(Items listed in a dataset)
━━━━━━
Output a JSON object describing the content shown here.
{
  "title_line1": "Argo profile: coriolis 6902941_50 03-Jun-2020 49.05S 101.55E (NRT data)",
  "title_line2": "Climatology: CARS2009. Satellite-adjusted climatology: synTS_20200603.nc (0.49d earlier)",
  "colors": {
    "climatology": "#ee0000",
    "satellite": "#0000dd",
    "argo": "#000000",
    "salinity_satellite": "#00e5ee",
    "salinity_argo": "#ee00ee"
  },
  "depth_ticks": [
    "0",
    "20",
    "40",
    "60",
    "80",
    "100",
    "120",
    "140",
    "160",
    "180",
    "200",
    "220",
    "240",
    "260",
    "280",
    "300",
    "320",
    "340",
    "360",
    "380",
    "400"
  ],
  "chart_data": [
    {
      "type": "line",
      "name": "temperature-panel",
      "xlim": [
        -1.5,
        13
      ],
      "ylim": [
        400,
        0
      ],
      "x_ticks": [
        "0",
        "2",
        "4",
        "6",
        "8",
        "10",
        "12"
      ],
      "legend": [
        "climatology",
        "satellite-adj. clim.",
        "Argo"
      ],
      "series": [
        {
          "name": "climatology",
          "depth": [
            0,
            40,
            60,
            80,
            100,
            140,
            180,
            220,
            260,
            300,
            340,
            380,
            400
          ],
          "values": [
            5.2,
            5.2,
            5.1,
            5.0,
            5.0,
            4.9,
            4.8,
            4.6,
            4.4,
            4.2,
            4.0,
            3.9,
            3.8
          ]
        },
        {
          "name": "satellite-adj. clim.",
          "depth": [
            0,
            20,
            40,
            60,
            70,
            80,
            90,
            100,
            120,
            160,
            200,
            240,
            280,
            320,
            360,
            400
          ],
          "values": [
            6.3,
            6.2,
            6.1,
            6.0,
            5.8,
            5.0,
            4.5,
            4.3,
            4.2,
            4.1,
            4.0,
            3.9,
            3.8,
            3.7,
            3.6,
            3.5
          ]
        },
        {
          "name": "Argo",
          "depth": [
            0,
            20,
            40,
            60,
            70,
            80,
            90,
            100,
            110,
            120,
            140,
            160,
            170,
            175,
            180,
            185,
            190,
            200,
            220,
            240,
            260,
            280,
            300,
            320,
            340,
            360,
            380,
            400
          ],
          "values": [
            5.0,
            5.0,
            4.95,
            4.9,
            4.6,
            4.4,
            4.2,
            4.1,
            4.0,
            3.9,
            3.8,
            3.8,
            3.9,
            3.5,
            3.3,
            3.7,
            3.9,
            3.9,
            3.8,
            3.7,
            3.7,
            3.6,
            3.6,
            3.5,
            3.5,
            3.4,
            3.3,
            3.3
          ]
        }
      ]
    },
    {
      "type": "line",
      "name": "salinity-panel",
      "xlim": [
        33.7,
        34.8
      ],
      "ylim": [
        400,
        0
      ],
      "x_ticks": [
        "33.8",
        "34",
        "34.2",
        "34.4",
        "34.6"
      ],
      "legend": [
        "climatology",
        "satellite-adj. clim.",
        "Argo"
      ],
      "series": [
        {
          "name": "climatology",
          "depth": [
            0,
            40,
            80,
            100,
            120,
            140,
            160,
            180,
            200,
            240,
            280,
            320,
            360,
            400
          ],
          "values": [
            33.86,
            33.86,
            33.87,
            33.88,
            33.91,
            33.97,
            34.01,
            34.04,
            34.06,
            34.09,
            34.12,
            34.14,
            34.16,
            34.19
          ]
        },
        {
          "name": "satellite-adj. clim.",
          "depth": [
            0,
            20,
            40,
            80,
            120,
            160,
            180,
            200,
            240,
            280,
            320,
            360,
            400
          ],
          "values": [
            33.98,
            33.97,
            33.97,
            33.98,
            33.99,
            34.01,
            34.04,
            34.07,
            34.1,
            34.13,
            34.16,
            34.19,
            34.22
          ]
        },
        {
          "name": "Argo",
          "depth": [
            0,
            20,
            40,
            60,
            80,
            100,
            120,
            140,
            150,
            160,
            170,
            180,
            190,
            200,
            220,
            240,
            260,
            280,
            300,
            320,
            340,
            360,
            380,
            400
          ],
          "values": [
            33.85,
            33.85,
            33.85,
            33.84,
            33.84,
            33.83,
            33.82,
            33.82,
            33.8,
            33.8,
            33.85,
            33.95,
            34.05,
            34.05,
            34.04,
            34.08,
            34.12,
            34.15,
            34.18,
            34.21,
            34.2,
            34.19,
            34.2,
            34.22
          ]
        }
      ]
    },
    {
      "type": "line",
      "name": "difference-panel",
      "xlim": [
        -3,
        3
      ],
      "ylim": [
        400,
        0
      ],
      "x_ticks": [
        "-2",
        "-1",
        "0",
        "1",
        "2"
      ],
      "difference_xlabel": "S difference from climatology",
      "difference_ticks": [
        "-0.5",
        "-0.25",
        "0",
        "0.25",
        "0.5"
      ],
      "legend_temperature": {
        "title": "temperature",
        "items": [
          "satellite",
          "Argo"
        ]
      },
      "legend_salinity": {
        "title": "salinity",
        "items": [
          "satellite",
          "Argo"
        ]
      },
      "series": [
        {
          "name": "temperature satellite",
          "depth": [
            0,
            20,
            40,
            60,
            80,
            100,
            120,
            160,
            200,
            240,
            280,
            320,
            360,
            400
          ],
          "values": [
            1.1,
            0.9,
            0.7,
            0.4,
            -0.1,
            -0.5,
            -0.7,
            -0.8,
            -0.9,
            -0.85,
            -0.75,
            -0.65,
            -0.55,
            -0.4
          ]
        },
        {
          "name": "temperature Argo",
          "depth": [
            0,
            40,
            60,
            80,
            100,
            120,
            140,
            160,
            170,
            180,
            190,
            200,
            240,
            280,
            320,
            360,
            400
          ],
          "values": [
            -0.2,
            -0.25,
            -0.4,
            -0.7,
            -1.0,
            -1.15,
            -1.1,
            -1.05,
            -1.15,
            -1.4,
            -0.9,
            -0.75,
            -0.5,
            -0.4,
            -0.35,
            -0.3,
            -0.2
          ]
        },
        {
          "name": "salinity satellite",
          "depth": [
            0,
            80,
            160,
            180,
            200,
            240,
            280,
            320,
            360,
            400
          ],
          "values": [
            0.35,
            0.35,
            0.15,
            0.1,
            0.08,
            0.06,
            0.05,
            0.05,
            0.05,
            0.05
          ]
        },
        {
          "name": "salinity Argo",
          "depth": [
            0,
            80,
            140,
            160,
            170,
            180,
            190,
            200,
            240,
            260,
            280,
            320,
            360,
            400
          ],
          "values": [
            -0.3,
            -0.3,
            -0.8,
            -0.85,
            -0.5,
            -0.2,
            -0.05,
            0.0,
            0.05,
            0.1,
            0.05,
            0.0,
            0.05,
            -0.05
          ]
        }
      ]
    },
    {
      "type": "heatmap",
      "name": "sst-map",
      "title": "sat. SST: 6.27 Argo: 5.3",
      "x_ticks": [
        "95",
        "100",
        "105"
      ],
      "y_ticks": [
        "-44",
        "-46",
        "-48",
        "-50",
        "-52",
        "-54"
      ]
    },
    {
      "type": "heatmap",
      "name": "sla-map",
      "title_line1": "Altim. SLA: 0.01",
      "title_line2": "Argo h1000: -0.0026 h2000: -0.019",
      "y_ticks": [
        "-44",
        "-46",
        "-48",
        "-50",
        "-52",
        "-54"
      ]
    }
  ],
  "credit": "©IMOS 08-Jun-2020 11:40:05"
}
━━━━━━
Gather every line from the entries above where the word "panel" appears, and copy them.

> _Result of this task_:
      "name": "temperature-panel",
      "name": "salinity-panel",
      "name": "difference-panel",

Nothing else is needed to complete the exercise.